# What to produce
Exactly reproduce each entry, leaving out nothing.

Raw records
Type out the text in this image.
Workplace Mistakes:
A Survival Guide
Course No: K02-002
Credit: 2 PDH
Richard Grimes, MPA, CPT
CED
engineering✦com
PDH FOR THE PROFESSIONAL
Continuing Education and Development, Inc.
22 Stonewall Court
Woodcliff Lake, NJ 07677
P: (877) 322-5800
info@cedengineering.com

# Expected output
Type out the text in this image.
Workplace Mistakes:
A Survival Guide
Course No: K02-002
Credit: 2 PDH
Richard Grimes, MPA, CPT
CED
engineering✦com
PDH FOR THE PROFESSIONAL
Continuing Education and Development, Inc.
22 Stonewall Court
Woodcliff Lake, NJ 07677
P: (877) 322-5800
info@cedengineering.com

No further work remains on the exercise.